═══ Records for this exercise ═══
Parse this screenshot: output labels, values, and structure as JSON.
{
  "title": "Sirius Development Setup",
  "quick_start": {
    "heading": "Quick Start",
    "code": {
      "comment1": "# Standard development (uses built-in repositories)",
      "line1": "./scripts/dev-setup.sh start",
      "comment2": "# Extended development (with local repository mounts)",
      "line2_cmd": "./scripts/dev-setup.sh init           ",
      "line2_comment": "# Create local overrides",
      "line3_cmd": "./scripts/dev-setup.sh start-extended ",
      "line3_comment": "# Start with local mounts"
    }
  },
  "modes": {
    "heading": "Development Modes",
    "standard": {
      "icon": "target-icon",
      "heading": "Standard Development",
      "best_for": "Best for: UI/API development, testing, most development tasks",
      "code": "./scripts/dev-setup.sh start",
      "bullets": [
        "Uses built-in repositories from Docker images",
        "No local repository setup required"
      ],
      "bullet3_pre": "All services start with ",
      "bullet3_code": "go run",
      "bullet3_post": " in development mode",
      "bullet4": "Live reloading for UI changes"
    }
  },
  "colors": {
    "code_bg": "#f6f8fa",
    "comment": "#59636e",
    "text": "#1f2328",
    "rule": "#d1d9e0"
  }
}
═══
═══ Records for this exercise ═══
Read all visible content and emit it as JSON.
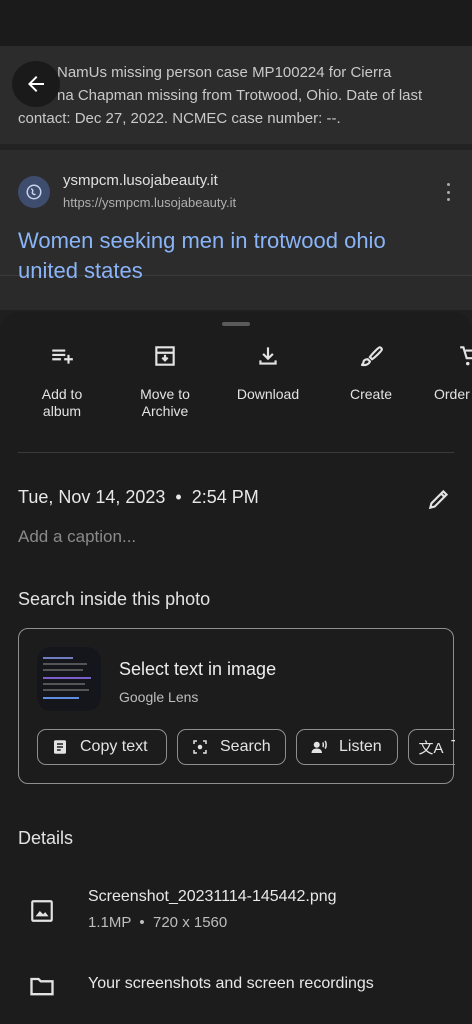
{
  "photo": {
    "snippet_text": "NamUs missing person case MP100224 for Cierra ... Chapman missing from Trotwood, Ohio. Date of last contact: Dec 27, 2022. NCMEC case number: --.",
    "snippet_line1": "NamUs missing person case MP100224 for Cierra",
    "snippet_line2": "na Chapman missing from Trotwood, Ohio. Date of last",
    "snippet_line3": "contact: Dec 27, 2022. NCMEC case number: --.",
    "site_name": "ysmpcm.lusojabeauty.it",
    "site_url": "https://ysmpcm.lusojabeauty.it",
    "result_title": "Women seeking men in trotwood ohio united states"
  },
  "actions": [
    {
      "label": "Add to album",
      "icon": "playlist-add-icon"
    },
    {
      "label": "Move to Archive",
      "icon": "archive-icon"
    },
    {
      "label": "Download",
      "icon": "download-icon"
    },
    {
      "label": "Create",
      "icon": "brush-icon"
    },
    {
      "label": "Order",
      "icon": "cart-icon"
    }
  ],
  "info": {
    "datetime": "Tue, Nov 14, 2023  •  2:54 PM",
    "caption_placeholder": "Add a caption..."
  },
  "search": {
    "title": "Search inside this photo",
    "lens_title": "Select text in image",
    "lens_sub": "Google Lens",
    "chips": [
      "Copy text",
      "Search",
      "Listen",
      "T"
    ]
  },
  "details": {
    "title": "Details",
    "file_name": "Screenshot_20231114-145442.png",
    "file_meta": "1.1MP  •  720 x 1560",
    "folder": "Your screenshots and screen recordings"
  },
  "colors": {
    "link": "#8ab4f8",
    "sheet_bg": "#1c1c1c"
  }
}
═══
Check each line of the entries for the string "person". Copy the lines that have it.

Answer to this problem
    "snippet_text": "NamUs missing person case MP100224 for Cierra ... Chapman missing from Trotwood, Ohio. Date of last contact: Dec 27, 2022. NCMEC case number: --.",
    "snippet_line1": "NamUs missing person case MP100224 for Cierra",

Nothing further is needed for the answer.